── THE RECORDS
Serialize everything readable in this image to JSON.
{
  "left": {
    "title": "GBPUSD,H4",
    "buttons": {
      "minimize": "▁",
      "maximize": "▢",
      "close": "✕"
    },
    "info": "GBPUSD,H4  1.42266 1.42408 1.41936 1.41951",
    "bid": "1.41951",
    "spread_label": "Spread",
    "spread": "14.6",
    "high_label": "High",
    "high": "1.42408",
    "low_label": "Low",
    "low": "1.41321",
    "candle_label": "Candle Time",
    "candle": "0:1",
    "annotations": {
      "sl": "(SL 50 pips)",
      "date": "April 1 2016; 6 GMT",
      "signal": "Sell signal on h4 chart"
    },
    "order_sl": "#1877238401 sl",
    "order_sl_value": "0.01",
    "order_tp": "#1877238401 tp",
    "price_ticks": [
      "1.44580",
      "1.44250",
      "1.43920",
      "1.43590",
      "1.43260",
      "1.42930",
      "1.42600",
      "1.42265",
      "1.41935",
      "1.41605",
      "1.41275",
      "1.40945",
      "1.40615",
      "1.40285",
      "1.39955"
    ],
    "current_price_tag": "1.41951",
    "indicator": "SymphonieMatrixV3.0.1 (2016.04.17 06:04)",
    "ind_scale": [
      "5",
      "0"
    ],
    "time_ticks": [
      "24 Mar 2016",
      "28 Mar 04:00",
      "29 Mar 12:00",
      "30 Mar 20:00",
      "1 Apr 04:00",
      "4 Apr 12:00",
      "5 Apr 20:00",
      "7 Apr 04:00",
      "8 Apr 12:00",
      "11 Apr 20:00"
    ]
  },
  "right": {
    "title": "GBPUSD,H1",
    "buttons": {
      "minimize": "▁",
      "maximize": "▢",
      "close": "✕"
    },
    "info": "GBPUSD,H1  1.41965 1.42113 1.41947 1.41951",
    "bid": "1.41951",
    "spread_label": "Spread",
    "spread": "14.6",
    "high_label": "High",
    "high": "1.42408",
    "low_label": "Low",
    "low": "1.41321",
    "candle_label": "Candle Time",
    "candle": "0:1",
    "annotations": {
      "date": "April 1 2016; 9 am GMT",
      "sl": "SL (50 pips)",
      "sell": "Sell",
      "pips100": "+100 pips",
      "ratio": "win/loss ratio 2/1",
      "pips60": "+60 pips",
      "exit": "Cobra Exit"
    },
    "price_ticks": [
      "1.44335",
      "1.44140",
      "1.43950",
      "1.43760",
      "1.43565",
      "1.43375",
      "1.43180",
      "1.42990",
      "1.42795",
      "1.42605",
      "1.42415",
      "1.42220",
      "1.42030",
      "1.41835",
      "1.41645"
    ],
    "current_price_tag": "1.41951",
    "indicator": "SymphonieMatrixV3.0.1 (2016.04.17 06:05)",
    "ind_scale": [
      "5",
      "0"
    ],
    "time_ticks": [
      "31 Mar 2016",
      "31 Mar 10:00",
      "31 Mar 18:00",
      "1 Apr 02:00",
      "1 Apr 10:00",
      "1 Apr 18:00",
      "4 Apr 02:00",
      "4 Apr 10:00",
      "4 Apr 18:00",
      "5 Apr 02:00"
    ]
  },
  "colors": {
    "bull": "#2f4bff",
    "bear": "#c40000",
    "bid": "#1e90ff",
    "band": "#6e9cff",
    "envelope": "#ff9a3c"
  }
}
────
- DO THIS: Hand back the material above in full, exactly as written.

- SOLVED PROBLEM:
Serialize everything readable in this image to JSON.
{
  "left": {
    "title": "GBPUSD,H4",
    "buttons": {
      "minimize": "▁",
      "maximize": "▢",
      "close": "✕"
    },
    "info": "GBPUSD,H4  1.42266 1.42408 1.41936 1.41951",
    "bid": "1.41951",
    "spread_label": "Spread",
    "spread": "14.6",
    "high_label": "High",
    "high": "1.42408",
    "low_label": "Low",
    "low": "1.41321",
    "candle_label": "Candle Time",
    "candle": "0:1",
    "annotations": {
      "sl": "(SL 50 pips)",
      "date": "April 1 2016; 6 GMT",
      "signal": "Sell signal on h4 chart"
    },
    "order_sl": "#1877238401 sl",
    "order_sl_value": "0.01",
    "order_tp": "#1877238401 tp",
    "price_ticks": [
      "1.44580",
      "1.44250",
      "1.43920",
      "1.43590",
      "1.43260",
      "1.42930",
      "1.42600",
      "1.42265",
      "1.41935",
      "1.41605",
      "1.41275",
      "1.40945",
      "1.40615",
      "1.40285",
      "1.39955"
    ],
    "current_price_tag": "1.41951",
    "indicator": "SymphonieMatrixV3.0.1 (2016.04.17 06:04)",
    "ind_scale": [
      "5",
      "0"
    ],
    "time_ticks": [
      "24 Mar 2016",
      "28 Mar 04:00",
      "29 Mar 12:00",
      "30 Mar 20:00",
      "1 Apr 04:00",
      "4 Apr 12:00",
      "5 Apr 20:00",
      "7 Apr 04:00",
      "8 Apr 12:00",
      "11 Apr 20:00"
    ]
  },
  "right": {
    "title": "GBPUSD,H1",
    "buttons": {
      "minimize": "▁",
      "maximize": "▢",
      "close": "✕"
    },
    "info": "GBPUSD,H1  1.41965 1.42113 1.41947 1.41951",
    "bid": "1.41951",
    "spread_label": "Spread",
    "spread": "14.6",
    "high_label": "High",
    "high": "1.42408",
    "low_label": "Low",
    "low": "1.41321",
    "candle_label": "Candle Time",
    "candle": "0:1",
    "annotations": {
      "date": "April 1 2016; 9 am GMT",
      "sl": "SL (50 pips)",
      "sell": "Sell",
      "pips100": "+100 pips",
      "ratio": "win/loss ratio 2/1",
      "pips60": "+60 pips",
      "exit": "Cobra Exit"
    },
    "price_ticks": [
      "1.44335",
      "1.44140",
      "1.43950",
      "1.43760",
      "1.43565",
      "1.43375",
      "1.43180",
      "1.42990",
      "1.42795",
      "1.42605",
      "1.42415",
      "1.42220",
      "1.42030",
      "1.41835",
      "1.41645"
    ],
    "current_price_tag": "1.41951",
    "indicator": "SymphonieMatrixV3.0.1 (2016.04.17 06:05)",
    "ind_scale": [
      "5",
      "0"
    ],
    "time_ticks": [
      "31 Mar 2016",
      "31 Mar 10:00",
      "31 Mar 18:00",
      "1 Apr 02:00",
      "1 Apr 10:00",
      "1 Apr 18:00",
      "4 Apr 02:00",
      "4 Apr 10:00",
      "4 Apr 18:00",
      "5 Apr 02:00"
    ]
  },
  "colors": {
    "bull": "#2f4bff",
    "bear": "#c40000",
    "bid": "#1e90ff",
    "band": "#6e9cff",
    "envelope": "#ff9a3c"
  }
}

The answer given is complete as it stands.